→ **GIVEN PROBLEM**: Can you rename every "required-mark" in the data below to "asterisk-mark" and give back all the lines otherwise unchanged, leaving out the pictures?

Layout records
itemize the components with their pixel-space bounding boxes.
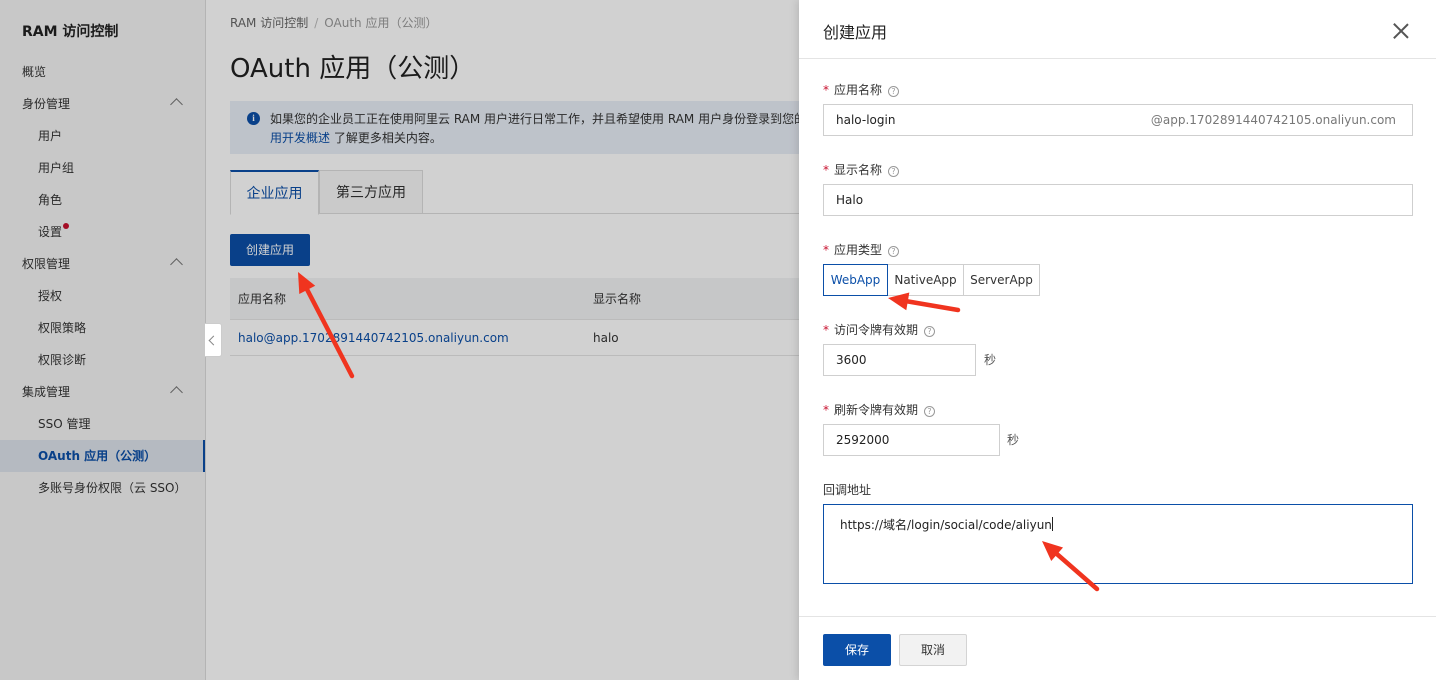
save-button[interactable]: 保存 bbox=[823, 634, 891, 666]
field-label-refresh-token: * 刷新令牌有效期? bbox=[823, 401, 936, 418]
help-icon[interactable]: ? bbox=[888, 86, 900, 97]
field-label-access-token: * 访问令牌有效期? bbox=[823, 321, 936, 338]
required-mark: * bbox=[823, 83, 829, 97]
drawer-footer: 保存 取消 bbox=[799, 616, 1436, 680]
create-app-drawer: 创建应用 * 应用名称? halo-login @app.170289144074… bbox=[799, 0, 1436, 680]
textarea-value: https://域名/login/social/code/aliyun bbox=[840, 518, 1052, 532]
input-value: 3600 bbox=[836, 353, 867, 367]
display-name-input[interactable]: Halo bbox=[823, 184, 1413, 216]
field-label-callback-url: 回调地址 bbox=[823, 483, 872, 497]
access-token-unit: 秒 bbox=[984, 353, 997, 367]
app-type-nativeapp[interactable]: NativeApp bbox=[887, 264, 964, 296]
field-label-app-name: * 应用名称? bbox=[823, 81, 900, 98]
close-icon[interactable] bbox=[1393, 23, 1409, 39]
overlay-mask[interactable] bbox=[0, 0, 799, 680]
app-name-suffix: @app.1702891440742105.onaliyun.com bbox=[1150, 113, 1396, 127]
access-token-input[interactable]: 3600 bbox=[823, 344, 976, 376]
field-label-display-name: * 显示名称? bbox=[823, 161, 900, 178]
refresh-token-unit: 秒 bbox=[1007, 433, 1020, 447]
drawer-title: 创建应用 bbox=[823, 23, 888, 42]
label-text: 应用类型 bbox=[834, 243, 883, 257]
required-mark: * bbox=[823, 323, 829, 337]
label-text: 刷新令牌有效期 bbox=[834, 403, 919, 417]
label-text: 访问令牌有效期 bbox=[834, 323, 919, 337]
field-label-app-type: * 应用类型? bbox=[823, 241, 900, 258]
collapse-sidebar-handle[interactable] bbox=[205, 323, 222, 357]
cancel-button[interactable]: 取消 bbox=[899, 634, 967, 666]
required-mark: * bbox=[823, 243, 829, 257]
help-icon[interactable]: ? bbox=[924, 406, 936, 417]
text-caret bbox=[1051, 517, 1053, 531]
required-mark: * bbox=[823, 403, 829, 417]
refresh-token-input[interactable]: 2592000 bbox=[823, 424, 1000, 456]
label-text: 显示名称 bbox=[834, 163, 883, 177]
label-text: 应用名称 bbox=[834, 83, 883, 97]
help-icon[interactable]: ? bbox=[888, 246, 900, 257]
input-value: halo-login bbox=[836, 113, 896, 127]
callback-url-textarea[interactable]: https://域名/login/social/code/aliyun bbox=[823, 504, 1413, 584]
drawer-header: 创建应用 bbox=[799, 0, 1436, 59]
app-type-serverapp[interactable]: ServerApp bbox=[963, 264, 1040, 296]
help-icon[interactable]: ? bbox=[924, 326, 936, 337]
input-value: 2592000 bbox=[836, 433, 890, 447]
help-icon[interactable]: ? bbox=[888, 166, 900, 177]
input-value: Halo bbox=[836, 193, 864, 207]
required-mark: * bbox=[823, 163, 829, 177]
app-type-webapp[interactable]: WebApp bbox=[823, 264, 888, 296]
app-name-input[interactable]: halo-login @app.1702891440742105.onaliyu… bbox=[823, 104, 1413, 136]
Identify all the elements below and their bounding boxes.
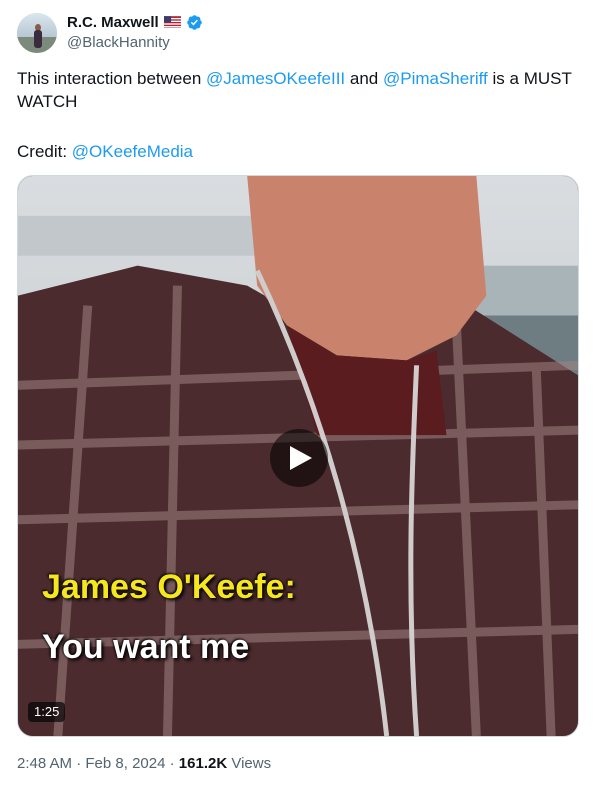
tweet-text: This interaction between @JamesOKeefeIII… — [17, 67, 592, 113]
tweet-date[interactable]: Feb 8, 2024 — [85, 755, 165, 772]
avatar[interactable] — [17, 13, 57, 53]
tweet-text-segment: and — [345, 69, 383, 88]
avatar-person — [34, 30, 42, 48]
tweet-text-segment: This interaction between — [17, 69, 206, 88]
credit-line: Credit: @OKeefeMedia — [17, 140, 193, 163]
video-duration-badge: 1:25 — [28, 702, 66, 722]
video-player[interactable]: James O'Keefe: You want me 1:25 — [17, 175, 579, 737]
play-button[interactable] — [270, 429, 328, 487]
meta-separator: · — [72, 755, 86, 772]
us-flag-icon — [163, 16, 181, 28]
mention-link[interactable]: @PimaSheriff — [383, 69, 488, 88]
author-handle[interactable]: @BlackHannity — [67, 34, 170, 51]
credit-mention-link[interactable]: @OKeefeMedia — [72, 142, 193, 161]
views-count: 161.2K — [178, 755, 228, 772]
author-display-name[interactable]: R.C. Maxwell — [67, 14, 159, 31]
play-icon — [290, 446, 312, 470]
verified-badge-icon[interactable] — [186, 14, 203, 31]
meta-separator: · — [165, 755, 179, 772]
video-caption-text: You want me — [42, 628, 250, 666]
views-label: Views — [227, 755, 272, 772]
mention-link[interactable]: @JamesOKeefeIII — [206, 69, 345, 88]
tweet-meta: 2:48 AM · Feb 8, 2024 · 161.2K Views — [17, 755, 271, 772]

→ **ANSWER TO THIS TASK**:
itemize the components with their pixel-space bounding boxes.
save-button[interactable]: 保存 bbox=[823, 634, 891, 666]
field-label-refresh-token: * 刷新令牌有效期? bbox=[823, 401, 936, 418]
help-icon[interactable]: ? bbox=[888, 86, 900, 97]
field-label-access-token: * 访问令牌有效期? bbox=[823, 321, 936, 338]
asterisk-mark: * bbox=[823, 83, 829, 97]
drawer-footer: 保存 取消 bbox=[799, 616, 1436, 680]
create-app-drawer: 创建应用 * 应用名称? halo-login @app.170289144074… bbox=[799, 0, 1436, 680]
textarea-value: https://域名/login/social/code/aliyun bbox=[840, 518, 1052, 532]
input-value: 3600 bbox=[836, 353, 867, 367]
display-name-input[interactable]: Halo bbox=[823, 184, 1413, 216]
field-label-callback-url: 回调地址 bbox=[823, 483, 872, 497]
access-token-unit: 秒 bbox=[984, 353, 997, 367]
app-type-nativeapp[interactable]: NativeApp bbox=[887, 264, 964, 296]
field-label-app-name: * 应用名称? bbox=[823, 81, 900, 98]
close-icon[interactable] bbox=[1393, 23, 1409, 39]
overlay-mask[interactable] bbox=[0, 0, 799, 680]
app-name-suffix: @app.1702891440742105.onaliyun.com bbox=[1150, 113, 1396, 127]
access-token-input[interactable]: 3600 bbox=[823, 344, 976, 376]
field-label-display-name: * 显示名称? bbox=[823, 161, 900, 178]
refresh-token-unit: 秒 bbox=[1007, 433, 1020, 447]
drawer-title: 创建应用 bbox=[823, 23, 888, 42]
label-text: 应用类型 bbox=[834, 243, 883, 257]
asterisk-mark: * bbox=[823, 323, 829, 337]
label-text: 刷新令牌有效期 bbox=[834, 403, 919, 417]
label-text: 访问令牌有效期 bbox=[834, 323, 919, 337]
field-label-app-type: * 应用类型? bbox=[823, 241, 900, 258]
collapse-sidebar-handle[interactable] bbox=[205, 323, 222, 357]
cancel-button[interactable]: 取消 bbox=[899, 634, 967, 666]
asterisk-mark: * bbox=[823, 243, 829, 257]
help-icon[interactable]: ? bbox=[924, 406, 936, 417]
text-caret bbox=[1051, 517, 1053, 531]
asterisk-mark: * bbox=[823, 403, 829, 417]
refresh-token-input[interactable]: 2592000 bbox=[823, 424, 1000, 456]
label-text: 显示名称 bbox=[834, 163, 883, 177]
label-text: 应用名称 bbox=[834, 83, 883, 97]
help-icon[interactable]: ? bbox=[888, 246, 900, 257]
input-value: halo-login bbox=[836, 113, 896, 127]
callback-url-textarea[interactable]: https://域名/login/social/code/aliyun bbox=[823, 504, 1413, 584]
drawer-header: 创建应用 bbox=[799, 0, 1436, 59]
app-type-serverapp[interactable]: ServerApp bbox=[963, 264, 1040, 296]
help-icon[interactable]: ? bbox=[924, 326, 936, 337]
input-value: 2592000 bbox=[836, 433, 890, 447]
help-icon[interactable]: ? bbox=[888, 166, 900, 177]
input-value: Halo bbox=[836, 193, 864, 207]
asterisk-mark: * bbox=[823, 163, 829, 177]
app-type-webapp[interactable]: WebApp bbox=[823, 264, 888, 296]
app-name-input[interactable]: halo-login @app.1702891440742105.onaliyu… bbox=[823, 104, 1413, 136]
Identify all the elements below and their bounding boxes.
tweet-text: This interaction between @JamesOKeefeIII… — [17, 67, 592, 113]
tweet-date[interactable]: Feb 8, 2024 — [85, 755, 165, 772]
avatar[interactable] — [17, 13, 57, 53]
tweet-text-segment: and — [345, 69, 383, 88]
avatar-person — [34, 30, 42, 48]
tweet-text-segment: This interaction between — [17, 69, 206, 88]
credit-line: Credit: @OKeefeMedia — [17, 140, 193, 163]
video-duration-badge: 1:25 — [28, 702, 66, 722]
video-player[interactable]: James O'Keefe: You want me 1:25 — [17, 175, 579, 737]
play-button[interactable] — [270, 429, 328, 487]
meta-separator: · — [72, 755, 86, 772]
us-flag-icon — [163, 16, 181, 28]
mention-link[interactable]: @PimaSheriff — [383, 69, 488, 88]
author-handle[interactable]: @BlackHannity — [67, 34, 170, 51]
credit-mention-link[interactable]: @OKeefeMedia — [72, 142, 193, 161]
views-count: 161.2K — [178, 755, 228, 772]
author-display-name[interactable]: R.C. Maxwell — [67, 14, 159, 31]
play-icon — [290, 446, 312, 470]
verified-badge-icon[interactable] — [186, 14, 203, 31]
meta-separator: · — [165, 755, 179, 772]
video-caption-text: You want me — [42, 628, 250, 666]
views-label: Views — [227, 755, 272, 772]
mention-link[interactable]: @JamesOKeefeIII — [206, 69, 345, 88]
tweet-meta: 2:48 AM · Feb 8, 2024 · 161.2K Views — [17, 755, 271, 772]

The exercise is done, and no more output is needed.